> Exercise objective
Rewrite the entries from the first line through the line containing "- category-row[interactable]: Identity", inclusive, switching "eye-icon" to "view-icon" and changing nothing else.
— start Data —
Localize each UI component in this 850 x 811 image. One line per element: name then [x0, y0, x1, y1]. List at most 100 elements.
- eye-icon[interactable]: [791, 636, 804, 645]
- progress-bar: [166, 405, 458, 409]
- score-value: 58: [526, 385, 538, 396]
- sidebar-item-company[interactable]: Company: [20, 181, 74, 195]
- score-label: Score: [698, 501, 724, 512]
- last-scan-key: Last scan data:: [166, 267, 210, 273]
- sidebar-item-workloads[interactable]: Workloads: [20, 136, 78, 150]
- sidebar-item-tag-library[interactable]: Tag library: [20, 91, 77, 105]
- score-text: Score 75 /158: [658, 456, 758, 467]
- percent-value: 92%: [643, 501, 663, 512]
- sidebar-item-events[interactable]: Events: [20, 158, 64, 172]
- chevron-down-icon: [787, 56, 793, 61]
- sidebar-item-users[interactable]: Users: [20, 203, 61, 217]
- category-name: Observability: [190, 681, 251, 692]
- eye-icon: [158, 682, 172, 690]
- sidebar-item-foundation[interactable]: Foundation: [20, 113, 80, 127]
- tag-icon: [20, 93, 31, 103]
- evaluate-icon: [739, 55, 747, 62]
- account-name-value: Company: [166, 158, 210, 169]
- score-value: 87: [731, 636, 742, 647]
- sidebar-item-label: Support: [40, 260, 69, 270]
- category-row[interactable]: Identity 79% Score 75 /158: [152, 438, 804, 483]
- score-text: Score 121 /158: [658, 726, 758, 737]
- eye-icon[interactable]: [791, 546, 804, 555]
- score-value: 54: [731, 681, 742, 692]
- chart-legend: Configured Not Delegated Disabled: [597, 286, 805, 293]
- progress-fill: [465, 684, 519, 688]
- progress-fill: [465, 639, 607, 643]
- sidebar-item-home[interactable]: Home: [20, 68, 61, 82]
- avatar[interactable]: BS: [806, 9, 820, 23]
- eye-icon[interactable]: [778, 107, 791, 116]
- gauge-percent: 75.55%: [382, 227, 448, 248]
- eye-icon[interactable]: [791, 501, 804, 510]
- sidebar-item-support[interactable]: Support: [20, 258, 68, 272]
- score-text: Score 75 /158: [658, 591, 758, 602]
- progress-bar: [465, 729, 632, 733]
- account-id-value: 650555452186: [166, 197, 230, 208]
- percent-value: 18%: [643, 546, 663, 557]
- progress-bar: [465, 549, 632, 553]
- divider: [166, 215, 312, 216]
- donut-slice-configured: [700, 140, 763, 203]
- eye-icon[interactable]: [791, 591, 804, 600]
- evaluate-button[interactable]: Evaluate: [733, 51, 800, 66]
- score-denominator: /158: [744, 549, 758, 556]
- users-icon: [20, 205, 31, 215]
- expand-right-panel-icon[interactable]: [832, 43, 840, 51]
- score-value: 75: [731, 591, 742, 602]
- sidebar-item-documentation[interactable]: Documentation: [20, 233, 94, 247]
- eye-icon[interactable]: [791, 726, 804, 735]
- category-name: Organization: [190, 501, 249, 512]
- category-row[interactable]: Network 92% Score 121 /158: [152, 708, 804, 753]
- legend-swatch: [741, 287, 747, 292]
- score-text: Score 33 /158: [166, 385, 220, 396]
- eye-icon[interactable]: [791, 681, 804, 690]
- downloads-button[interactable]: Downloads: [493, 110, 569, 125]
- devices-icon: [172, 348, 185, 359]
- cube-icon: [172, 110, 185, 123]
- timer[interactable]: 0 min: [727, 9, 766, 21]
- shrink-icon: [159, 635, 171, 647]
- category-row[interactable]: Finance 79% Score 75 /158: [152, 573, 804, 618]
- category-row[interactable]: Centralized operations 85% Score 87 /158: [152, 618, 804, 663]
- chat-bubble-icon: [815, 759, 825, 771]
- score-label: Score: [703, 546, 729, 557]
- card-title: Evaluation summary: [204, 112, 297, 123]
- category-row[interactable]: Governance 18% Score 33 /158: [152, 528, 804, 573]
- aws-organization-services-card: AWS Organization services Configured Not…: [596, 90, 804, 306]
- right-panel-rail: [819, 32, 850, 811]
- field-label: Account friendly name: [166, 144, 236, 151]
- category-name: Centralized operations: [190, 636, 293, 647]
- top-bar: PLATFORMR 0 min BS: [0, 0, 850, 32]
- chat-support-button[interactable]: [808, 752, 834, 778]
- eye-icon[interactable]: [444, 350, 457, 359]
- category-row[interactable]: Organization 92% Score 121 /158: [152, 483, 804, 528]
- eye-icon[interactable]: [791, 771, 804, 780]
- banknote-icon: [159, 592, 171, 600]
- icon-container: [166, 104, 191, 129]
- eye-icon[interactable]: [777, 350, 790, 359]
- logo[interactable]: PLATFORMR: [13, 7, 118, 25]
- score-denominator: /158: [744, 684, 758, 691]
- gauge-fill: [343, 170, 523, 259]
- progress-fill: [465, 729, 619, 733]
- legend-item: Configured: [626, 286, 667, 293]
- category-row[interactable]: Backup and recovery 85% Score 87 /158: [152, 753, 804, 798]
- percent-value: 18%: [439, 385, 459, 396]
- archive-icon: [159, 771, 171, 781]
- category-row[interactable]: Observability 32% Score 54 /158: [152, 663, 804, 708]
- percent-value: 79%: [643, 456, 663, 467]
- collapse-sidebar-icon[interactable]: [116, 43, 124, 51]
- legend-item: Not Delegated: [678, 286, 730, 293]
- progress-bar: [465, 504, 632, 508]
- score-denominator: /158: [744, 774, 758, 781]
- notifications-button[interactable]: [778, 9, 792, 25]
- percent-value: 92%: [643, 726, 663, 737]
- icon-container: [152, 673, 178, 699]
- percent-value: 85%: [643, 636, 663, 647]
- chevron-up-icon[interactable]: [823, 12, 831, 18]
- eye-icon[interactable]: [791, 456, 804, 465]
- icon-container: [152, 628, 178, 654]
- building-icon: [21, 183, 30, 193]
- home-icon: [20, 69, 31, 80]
— end Data —
> Worked answer
Localize each UI component in this 850 x 811 image. One line per element: name then [x0, y0, x1, y1]. List at most 100 elements.
- view-icon[interactable]: [791, 636, 804, 645]
- progress-bar: [166, 405, 458, 409]
- score-value: 58: [526, 385, 538, 396]
- sidebar-item-company[interactable]: Company: [20, 181, 74, 195]
- score-label: Score: [698, 501, 724, 512]
- last-scan-key: Last scan data:: [166, 267, 210, 273]
- sidebar-item-workloads[interactable]: Workloads: [20, 136, 78, 150]
- sidebar-item-tag-library[interactable]: Tag library: [20, 91, 77, 105]
- score-text: Score 75 /158: [658, 456, 758, 467]
- percent-value: 92%: [643, 501, 663, 512]
- sidebar-item-events[interactable]: Events: [20, 158, 64, 172]
- chevron-down-icon: [787, 56, 793, 61]
- sidebar-item-users[interactable]: Users: [20, 203, 61, 217]
- category-name: Observability: [190, 681, 251, 692]
- view-icon: [158, 682, 172, 690]
- sidebar-item-foundation[interactable]: Foundation: [20, 113, 80, 127]
- tag-icon: [20, 93, 31, 103]
- evaluate-icon: [739, 55, 747, 62]
- account-name-value: Company: [166, 158, 210, 169]
- score-value: 87: [731, 636, 742, 647]
- sidebar-item-label: Support: [40, 260, 69, 270]
- category-row[interactable]: Identity 79% Score 75 /158: [152, 438, 804, 483]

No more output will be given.